[Records from a data collection]
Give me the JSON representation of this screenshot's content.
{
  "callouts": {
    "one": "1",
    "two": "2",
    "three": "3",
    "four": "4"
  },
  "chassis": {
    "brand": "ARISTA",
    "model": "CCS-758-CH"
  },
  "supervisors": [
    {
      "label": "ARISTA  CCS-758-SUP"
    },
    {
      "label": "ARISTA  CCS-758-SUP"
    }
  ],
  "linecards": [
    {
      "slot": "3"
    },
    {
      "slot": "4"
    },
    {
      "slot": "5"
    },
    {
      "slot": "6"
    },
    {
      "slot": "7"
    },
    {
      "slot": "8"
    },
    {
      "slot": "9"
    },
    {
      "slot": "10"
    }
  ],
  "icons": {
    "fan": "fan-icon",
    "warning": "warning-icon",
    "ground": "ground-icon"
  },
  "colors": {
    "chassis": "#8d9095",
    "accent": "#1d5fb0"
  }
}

---

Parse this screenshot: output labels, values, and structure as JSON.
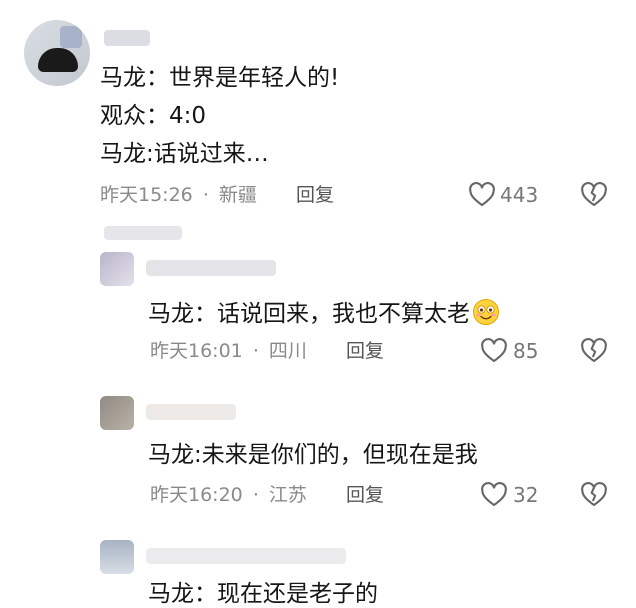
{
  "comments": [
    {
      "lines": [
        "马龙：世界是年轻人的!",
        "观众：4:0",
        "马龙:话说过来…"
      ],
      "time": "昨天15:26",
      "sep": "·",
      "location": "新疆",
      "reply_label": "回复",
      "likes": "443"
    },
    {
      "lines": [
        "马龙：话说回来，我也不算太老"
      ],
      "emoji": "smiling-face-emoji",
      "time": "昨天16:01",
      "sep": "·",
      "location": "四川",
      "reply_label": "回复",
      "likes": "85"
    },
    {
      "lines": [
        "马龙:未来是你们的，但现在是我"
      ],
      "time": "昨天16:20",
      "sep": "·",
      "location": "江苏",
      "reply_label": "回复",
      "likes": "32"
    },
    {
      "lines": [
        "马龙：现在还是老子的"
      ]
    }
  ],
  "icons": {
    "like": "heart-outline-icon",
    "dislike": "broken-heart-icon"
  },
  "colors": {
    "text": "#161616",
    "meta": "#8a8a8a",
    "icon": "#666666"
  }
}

WRITTEN INSTRUCTION -> In the entries above, find every line holding the word "screenshot" and copy it out.

OUTPUT OF THE EXERCISE ->
Give me the JSON representation of this screenshot's content.
Parse this screenshot: output labels, values, and structure as JSON.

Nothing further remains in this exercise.